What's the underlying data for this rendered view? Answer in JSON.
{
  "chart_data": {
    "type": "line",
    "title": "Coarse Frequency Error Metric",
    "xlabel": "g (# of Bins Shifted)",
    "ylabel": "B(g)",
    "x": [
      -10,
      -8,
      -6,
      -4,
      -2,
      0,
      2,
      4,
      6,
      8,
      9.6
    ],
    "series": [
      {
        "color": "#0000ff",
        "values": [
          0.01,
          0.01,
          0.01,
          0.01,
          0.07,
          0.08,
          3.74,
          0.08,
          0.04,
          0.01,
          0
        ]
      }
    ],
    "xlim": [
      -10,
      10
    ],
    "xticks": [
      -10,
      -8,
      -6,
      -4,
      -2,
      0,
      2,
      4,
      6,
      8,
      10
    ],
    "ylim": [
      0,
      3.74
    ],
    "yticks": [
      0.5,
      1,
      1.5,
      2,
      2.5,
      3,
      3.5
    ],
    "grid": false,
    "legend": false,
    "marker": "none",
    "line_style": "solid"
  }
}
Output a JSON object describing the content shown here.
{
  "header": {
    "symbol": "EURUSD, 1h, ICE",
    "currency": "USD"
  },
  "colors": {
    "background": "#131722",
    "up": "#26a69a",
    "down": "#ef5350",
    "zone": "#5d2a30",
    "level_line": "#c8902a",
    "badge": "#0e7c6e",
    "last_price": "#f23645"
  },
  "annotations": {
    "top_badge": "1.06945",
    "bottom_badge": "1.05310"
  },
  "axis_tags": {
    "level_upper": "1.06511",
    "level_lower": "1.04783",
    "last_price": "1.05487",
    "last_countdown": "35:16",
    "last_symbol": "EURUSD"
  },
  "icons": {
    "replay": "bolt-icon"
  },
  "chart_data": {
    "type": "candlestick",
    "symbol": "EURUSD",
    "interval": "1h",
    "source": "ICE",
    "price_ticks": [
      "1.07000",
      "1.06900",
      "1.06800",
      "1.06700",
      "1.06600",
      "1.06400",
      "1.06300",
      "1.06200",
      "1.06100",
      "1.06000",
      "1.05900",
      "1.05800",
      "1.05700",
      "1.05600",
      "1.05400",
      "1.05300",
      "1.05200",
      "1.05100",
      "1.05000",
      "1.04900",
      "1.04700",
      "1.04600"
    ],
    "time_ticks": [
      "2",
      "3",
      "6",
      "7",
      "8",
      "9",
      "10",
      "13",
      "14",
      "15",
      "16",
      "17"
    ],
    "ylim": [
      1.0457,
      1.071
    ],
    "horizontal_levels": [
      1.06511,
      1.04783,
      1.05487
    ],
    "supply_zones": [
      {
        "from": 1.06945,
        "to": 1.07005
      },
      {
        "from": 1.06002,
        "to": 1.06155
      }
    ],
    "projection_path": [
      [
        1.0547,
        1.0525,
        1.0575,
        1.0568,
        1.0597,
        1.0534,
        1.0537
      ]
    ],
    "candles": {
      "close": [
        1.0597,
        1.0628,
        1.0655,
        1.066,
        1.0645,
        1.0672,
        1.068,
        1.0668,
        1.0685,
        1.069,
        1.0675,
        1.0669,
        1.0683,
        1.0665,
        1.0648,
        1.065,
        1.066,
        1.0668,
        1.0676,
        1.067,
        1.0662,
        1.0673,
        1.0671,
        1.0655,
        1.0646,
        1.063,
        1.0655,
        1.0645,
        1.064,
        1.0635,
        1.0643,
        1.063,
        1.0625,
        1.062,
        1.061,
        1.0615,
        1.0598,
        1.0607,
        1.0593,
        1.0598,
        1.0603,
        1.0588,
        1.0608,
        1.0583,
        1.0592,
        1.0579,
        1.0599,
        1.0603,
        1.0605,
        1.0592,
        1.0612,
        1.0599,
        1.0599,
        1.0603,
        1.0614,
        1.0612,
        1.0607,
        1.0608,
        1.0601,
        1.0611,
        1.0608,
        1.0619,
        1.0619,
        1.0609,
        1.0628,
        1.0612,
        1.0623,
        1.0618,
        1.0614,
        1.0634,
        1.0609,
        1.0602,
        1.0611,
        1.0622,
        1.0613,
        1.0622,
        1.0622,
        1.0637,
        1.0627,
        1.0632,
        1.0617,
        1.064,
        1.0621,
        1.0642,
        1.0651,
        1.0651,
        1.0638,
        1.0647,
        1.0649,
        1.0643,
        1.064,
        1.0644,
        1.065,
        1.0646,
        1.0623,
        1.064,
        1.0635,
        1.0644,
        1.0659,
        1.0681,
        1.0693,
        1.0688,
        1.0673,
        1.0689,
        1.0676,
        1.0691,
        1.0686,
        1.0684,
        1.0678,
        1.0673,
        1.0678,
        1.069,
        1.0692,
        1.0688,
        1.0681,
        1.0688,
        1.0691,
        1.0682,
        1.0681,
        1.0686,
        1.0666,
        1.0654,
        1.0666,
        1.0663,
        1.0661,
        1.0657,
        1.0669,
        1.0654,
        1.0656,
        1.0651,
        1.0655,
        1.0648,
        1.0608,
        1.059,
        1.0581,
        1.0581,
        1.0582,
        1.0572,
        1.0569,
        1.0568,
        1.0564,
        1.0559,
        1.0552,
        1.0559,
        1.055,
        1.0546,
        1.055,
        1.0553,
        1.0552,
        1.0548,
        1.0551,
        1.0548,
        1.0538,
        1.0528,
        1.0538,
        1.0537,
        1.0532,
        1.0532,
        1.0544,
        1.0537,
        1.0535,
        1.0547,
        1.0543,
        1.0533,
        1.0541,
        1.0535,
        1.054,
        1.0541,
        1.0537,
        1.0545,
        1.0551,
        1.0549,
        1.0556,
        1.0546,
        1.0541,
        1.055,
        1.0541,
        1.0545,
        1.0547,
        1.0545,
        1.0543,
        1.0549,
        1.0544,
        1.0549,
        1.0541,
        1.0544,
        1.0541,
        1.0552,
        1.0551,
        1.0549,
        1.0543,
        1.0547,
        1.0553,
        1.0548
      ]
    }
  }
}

:::

Each entry above is to be printed again exactly.

▶ [Complete output]
What's the underlying data for this rendered view? Answer in JSON.
{
  "chart_data": {
    "type": "line",
    "title": "Coarse Frequency Error Metric",
    "xlabel": "g (# of Bins Shifted)",
    "ylabel": "B(g)",
    "x": [
      -10,
      -8,
      -6,
      -4,
      -2,
      0,
      2,
      4,
      6,
      8,
      9.6
    ],
    "series": [
      {
        "color": "#0000ff",
        "values": [
          0.01,
          0.01,
          0.01,
          0.01,
          0.07,
          0.08,
          3.74,
          0.08,
          0.04,
          0.01,
          0
        ]
      }
    ],
    "xlim": [
      -10,
      10
    ],
    "xticks": [
      -10,
      -8,
      -6,
      -4,
      -2,
      0,
      2,
      4,
      6,
      8,
      10
    ],
    "ylim": [
      0,
      3.74
    ],
    "yticks": [
      0.5,
      1,
      1.5,
      2,
      2.5,
      3,
      3.5
    ],
    "grid": false,
    "legend": false,
    "marker": "none",
    "line_style": "solid"
  }
}
Output a JSON object describing the content shown here.
{
  "header": {
    "symbol": "EURUSD, 1h, ICE",
    "currency": "USD"
  },
  "colors": {
    "background": "#131722",
    "up": "#26a69a",
    "down": "#ef5350",
    "zone": "#5d2a30",
    "level_line": "#c8902a",
    "badge": "#0e7c6e",
    "last_price": "#f23645"
  },
  "annotations": {
    "top_badge": "1.06945",
    "bottom_badge": "1.05310"
  },
  "axis_tags": {
    "level_upper": "1.06511",
    "level_lower": "1.04783",
    "last_price": "1.05487",
    "last_countdown": "35:16",
    "last_symbol": "EURUSD"
  },
  "icons": {
    "replay": "bolt-icon"
  },
  "chart_data": {
    "type": "candlestick",
    "symbol": "EURUSD",
    "interval": "1h",
    "source": "ICE",
    "price_ticks": [
      "1.07000",
      "1.06900",
      "1.06800",
      "1.06700",
      "1.06600",
      "1.06400",
      "1.06300",
      "1.06200",
      "1.06100",
      "1.06000",
      "1.05900",
      "1.05800",
      "1.05700",
      "1.05600",
      "1.05400",
      "1.05300",
      "1.05200",
      "1.05100",
      "1.05000",
      "1.04900",
      "1.04700",
      "1.04600"
    ],
    "time_ticks": [
      "2",
      "3",
      "6",
      "7",
      "8",
      "9",
      "10",
      "13",
      "14",
      "15",
      "16",
      "17"
    ],
    "ylim": [
      1.0457,
      1.071
    ],
    "horizontal_levels": [
      1.06511,
      1.04783,
      1.05487
    ],
    "supply_zones": [
      {
        "from": 1.06945,
        "to": 1.07005
      },
      {
        "from": 1.06002,
        "to": 1.06155
      }
    ],
    "projection_path": [
      [
        1.0547,
        1.0525,
        1.0575,
        1.0568,
        1.0597,
        1.0534,
        1.0537
      ]
    ],
    "candles": {
      "close": [
        1.0597,
        1.0628,
        1.0655,
        1.066,
        1.0645,
        1.0672,
        1.068,
        1.0668,
        1.0685,
        1.069,
        1.0675,
        1.0669,
        1.0683,
        1.0665,
        1.0648,
        1.065,
        1.066,
        1.0668,
        1.0676,
        1.067,
        1.0662,
        1.0673,
        1.0671,
        1.0655,
        1.0646,
        1.063,
        1.0655,
        1.0645,
        1.064,
        1.0635,
        1.0643,
        1.063,
        1.0625,
        1.062,
        1.061,
        1.0615,
        1.0598,
        1.0607,
        1.0593,
        1.0598,
        1.0603,
        1.0588,
        1.0608,
        1.0583,
        1.0592,
        1.0579,
        1.0599,
        1.0603,
        1.0605,
        1.0592,
        1.0612,
        1.0599,
        1.0599,
        1.0603,
        1.0614,
        1.0612,
        1.0607,
        1.0608,
        1.0601,
        1.0611,
        1.0608,
        1.0619,
        1.0619,
        1.0609,
        1.0628,
        1.0612,
        1.0623,
        1.0618,
        1.0614,
        1.0634,
        1.0609,
        1.0602,
        1.0611,
        1.0622,
        1.0613,
        1.0622,
        1.0622,
        1.0637,
        1.0627,
        1.0632,
        1.0617,
        1.064,
        1.0621,
        1.0642,
        1.0651,
        1.0651,
        1.0638,
        1.0647,
        1.0649,
        1.0643,
        1.064,
        1.0644,
        1.065,
        1.0646,
        1.0623,
        1.064,
        1.0635,
        1.0644,
        1.0659,
        1.0681,
        1.0693,
        1.0688,
        1.0673,
        1.0689,
        1.0676,
        1.0691,
        1.0686,
        1.0684,
        1.0678,
        1.0673,
        1.0678,
        1.069,
        1.0692,
        1.0688,
        1.0681,
        1.0688,
        1.0691,
        1.0682,
        1.0681,
        1.0686,
        1.0666,
        1.0654,
        1.0666,
        1.0663,
        1.0661,
        1.0657,
        1.0669,
        1.0654,
        1.0656,
        1.0651,
        1.0655,
        1.0648,
        1.0608,
        1.059,
        1.0581,
        1.0581,
        1.0582,
        1.0572,
        1.0569,
        1.0568,
        1.0564,
        1.0559,
        1.0552,
        1.0559,
        1.055,
        1.0546,
        1.055,
        1.0553,
        1.0552,
        1.0548,
        1.0551,
        1.0548,
        1.0538,
        1.0528,
        1.0538,
        1.0537,
        1.0532,
        1.0532,
        1.0544,
        1.0537,
        1.0535,
        1.0547,
        1.0543,
        1.0533,
        1.0541,
        1.0535,
        1.054,
        1.0541,
        1.0537,
        1.0545,
        1.0551,
        1.0549,
        1.0556,
        1.0546,
        1.0541,
        1.055,
        1.0541,
        1.0545,
        1.0547,
        1.0545,
        1.0543,
        1.0549,
        1.0544,
        1.0549,
        1.0541,
        1.0544,
        1.0541,
        1.0552,
        1.0551,
        1.0549,
        1.0543,
        1.0547,
        1.0553,
        1.0548
      ]
    }
  }
}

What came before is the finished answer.